> _Problem requirements_
For each line of the data below that holds "中国东南文化区", copy the line.

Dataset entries
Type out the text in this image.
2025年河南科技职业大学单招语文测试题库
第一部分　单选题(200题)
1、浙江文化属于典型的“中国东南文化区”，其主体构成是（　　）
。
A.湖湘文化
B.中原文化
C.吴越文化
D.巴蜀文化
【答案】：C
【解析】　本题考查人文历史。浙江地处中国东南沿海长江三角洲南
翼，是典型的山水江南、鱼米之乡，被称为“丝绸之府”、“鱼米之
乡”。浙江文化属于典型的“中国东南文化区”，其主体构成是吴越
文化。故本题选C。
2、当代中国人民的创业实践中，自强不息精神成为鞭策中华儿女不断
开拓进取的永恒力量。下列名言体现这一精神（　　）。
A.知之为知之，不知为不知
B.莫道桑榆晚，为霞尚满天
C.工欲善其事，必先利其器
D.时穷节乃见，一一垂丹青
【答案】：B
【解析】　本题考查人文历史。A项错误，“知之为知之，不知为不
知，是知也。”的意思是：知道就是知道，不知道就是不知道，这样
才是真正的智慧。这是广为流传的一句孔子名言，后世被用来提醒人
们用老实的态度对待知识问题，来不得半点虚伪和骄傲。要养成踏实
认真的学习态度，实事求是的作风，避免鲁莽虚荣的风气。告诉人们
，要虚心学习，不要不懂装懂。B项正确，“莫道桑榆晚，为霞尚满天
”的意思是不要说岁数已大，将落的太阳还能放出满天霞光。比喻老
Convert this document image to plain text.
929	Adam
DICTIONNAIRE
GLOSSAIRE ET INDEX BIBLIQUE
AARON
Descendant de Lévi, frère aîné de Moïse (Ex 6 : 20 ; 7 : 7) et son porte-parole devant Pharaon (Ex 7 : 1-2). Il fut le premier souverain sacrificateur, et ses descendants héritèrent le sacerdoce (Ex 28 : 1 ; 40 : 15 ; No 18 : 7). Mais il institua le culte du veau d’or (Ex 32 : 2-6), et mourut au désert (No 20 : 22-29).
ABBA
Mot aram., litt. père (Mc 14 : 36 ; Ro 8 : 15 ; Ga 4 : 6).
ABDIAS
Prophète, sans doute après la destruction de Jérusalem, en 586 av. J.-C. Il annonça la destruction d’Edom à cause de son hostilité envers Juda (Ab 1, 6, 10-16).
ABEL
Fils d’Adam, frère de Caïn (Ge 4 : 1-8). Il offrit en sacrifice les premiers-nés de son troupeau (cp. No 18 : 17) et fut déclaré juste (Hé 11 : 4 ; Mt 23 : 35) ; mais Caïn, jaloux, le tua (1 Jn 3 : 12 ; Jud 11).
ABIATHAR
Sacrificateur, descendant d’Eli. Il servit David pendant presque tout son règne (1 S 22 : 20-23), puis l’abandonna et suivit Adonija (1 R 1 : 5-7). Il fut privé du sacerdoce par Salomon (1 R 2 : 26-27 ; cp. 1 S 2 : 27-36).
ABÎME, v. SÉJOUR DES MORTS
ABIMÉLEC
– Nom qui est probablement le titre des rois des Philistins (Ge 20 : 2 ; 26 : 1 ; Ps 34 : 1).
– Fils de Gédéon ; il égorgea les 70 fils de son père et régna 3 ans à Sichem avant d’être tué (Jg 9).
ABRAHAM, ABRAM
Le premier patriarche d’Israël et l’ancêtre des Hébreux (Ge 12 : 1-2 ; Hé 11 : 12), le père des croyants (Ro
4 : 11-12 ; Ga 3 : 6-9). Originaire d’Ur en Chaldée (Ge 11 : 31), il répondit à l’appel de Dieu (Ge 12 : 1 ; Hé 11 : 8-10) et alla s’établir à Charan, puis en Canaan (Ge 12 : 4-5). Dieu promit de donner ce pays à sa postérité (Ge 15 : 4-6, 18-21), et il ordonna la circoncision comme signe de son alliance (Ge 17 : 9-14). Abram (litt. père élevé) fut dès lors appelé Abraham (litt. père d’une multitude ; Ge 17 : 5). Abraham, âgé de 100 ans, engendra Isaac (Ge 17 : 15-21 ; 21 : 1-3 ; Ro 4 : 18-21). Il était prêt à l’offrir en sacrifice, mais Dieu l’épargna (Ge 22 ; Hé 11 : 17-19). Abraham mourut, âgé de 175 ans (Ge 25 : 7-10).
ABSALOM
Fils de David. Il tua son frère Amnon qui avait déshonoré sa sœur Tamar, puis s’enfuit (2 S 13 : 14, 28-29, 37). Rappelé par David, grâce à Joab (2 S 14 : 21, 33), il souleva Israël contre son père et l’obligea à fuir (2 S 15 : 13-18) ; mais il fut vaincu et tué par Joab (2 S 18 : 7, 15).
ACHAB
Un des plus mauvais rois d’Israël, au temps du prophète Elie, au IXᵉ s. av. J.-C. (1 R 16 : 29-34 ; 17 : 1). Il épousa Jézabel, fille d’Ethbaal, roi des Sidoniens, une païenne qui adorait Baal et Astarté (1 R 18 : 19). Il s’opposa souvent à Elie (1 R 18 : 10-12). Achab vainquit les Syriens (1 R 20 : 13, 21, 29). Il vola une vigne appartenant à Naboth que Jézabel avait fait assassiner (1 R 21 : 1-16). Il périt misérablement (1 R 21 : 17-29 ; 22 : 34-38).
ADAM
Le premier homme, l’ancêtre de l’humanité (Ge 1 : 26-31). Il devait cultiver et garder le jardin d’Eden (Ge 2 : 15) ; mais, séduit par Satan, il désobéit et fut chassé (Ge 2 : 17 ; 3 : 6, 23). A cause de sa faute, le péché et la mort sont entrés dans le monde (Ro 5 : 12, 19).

> _Answer to this task_
1、浙江文化属于典型的“中国东南文化区”，其主体构成是（　　）
乡”。浙江文化属于典型的“中国东南文化区”，其主体构成是吴越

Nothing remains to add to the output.